EXERCISE OBJECTIVE
Reproduce the records that follow exactly as they are written.

RECORDS PROVIDED below:

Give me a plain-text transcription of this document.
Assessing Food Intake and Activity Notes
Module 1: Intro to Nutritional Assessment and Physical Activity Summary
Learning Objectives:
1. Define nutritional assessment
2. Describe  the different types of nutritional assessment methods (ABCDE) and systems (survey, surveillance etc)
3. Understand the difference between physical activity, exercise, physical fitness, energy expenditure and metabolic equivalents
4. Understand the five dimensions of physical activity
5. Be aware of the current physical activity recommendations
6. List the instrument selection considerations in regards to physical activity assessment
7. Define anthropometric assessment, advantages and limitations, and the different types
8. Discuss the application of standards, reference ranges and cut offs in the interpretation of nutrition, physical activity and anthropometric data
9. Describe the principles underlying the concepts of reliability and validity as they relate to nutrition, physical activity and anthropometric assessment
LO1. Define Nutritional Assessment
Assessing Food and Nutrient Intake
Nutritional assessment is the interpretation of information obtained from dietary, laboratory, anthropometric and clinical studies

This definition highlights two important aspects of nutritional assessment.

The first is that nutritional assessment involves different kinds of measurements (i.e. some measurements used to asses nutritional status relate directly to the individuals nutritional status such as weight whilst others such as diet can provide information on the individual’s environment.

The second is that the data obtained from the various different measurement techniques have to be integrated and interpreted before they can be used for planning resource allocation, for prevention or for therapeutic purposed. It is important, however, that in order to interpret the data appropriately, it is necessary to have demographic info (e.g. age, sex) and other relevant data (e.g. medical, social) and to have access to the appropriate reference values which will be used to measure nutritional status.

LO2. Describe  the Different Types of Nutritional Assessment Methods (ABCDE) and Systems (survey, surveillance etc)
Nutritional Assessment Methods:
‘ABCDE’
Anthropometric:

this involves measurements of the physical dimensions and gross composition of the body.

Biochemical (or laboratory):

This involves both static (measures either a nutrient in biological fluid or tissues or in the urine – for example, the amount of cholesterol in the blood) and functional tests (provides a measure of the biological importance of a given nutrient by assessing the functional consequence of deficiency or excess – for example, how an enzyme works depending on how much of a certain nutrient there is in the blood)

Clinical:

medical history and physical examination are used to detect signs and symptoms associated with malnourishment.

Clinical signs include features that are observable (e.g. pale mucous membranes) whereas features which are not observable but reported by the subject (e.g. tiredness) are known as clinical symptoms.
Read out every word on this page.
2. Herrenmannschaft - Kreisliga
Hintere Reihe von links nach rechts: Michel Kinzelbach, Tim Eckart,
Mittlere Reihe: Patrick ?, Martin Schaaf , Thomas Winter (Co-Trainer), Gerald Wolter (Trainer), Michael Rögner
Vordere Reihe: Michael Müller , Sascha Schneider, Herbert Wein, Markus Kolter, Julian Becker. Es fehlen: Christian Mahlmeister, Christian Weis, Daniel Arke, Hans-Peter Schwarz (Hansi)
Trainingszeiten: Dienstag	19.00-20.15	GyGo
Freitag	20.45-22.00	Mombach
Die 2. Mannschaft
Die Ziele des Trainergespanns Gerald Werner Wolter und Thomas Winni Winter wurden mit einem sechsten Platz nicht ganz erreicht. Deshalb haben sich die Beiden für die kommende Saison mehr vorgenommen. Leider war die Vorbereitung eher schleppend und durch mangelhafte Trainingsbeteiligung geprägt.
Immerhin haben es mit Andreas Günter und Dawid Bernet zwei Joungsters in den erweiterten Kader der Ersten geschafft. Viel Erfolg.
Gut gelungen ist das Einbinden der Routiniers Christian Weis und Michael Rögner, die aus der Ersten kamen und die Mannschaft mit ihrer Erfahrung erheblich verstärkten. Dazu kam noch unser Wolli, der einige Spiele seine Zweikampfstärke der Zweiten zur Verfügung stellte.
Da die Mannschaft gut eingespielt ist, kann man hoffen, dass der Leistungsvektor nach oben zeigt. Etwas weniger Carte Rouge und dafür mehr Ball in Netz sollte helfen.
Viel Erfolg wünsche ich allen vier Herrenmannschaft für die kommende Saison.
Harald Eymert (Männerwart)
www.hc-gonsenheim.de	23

End of RECORDS PROVIDED.

WRITTEN ANSWER
Give me a plain-text transcription of this document.
Assessing Food Intake and Activity Notes
Module 1: Intro to Nutritional Assessment and Physical Activity Summary
Learning Objectives:
1. Define nutritional assessment
2. Describe  the different types of nutritional assessment methods (ABCDE) and systems (survey, surveillance etc)
3. Understand the difference between physical activity, exercise, physical fitness, energy expenditure and metabolic equivalents
4. Understand the five dimensions of physical activity
5. Be aware of the current physical activity recommendations
6. List the instrument selection considerations in regards to physical activity assessment
7. Define anthropometric assessment, advantages and limitations, and the different types
8. Discuss the application of standards, reference ranges and cut offs in the interpretation of nutrition, physical activity and anthropometric data
9. Describe the principles underlying the concepts of reliability and validity as they relate to nutrition, physical activity and anthropometric assessment
LO1. Define Nutritional Assessment
Assessing Food and Nutrient Intake
Nutritional assessment is the interpretation of information obtained from dietary, laboratory, anthropometric and clinical studies

This definition highlights two important aspects of nutritional assessment.

The first is that nutritional assessment involves different kinds of measurements (i.e. some measurements used to asses nutritional status relate directly to the individuals nutritional status such as weight whilst others such as diet can provide information on the individual’s environment.

The second is that the data obtained from the various different measurement techniques have to be integrated and interpreted before they can be used for planning resource allocation, for prevention or for therapeutic purposed. It is important, however, that in order to interpret the data appropriately, it is necessary to have demographic info (e.g. age, sex) and other relevant data (e.g. medical, social) and to have access to the appropriate reference values which will be used to measure nutritional status.

LO2. Describe  the Different Types of Nutritional Assessment Methods (ABCDE) and Systems (survey, surveillance etc)
Nutritional Assessment Methods:
‘ABCDE’
Anthropometric:

this involves measurements of the physical dimensions and gross composition of the body.

Biochemical (or laboratory):

This involves both static (measures either a nutrient in biological fluid or tissues or in the urine – for example, the amount of cholesterol in the blood) and functional tests (provides a measure of the biological importance of a given nutrient by assessing the functional consequence of deficiency or excess – for example, how an enzyme works depending on how much of a certain nutrient there is in the blood)

Clinical:

medical history and physical examination are used to detect signs and symptoms associated with malnourishment.

Clinical signs include features that are observable (e.g. pale mucous membranes) whereas features which are not observable but reported by the subject (e.g. tiredness) are known as clinical symptoms.
Read out every word on this page.
2. Herrenmannschaft - Kreisliga
Hintere Reihe von links nach rechts: Michel Kinzelbach, Tim Eckart,
Mittlere Reihe: Patrick ?, Martin Schaaf , Thomas Winter (Co-Trainer), Gerald Wolter (Trainer), Michael Rögner
Vordere Reihe: Michael Müller , Sascha Schneider, Herbert Wein, Markus Kolter, Julian Becker. Es fehlen: Christian Mahlmeister, Christian Weis, Daniel Arke, Hans-Peter Schwarz (Hansi)
Trainingszeiten: Dienstag	19.00-20.15	GyGo
Freitag	20.45-22.00	Mombach
Die 2. Mannschaft
Die Ziele des Trainergespanns Gerald Werner Wolter und Thomas Winni Winter wurden mit einem sechsten Platz nicht ganz erreicht. Deshalb haben sich die Beiden für die kommende Saison mehr vorgenommen. Leider war die Vorbereitung eher schleppend und durch mangelhafte Trainingsbeteiligung geprägt.
Immerhin haben es mit Andreas Günter und Dawid Bernet zwei Joungsters in den erweiterten Kader der Ersten geschafft. Viel Erfolg.
Gut gelungen ist das Einbinden der Routiniers Christian Weis und Michael Rögner, die aus der Ersten kamen und die Mannschaft mit ihrer Erfahrung erheblich verstärkten. Dazu kam noch unser Wolli, der einige Spiele seine Zweikampfstärke der Zweiten zur Verfügung stellte.
Da die Mannschaft gut eingespielt ist, kann man hoffen, dass der Leistungsvektor nach oben zeigt. Etwas weniger Carte Rouge und dafür mehr Ball in Netz sollte helfen.
Viel Erfolg wünsche ich allen vier Herrenmannschaft für die kommende Saison.
Harald Eymert (Männerwart)
www.hc-gonsenheim.de	23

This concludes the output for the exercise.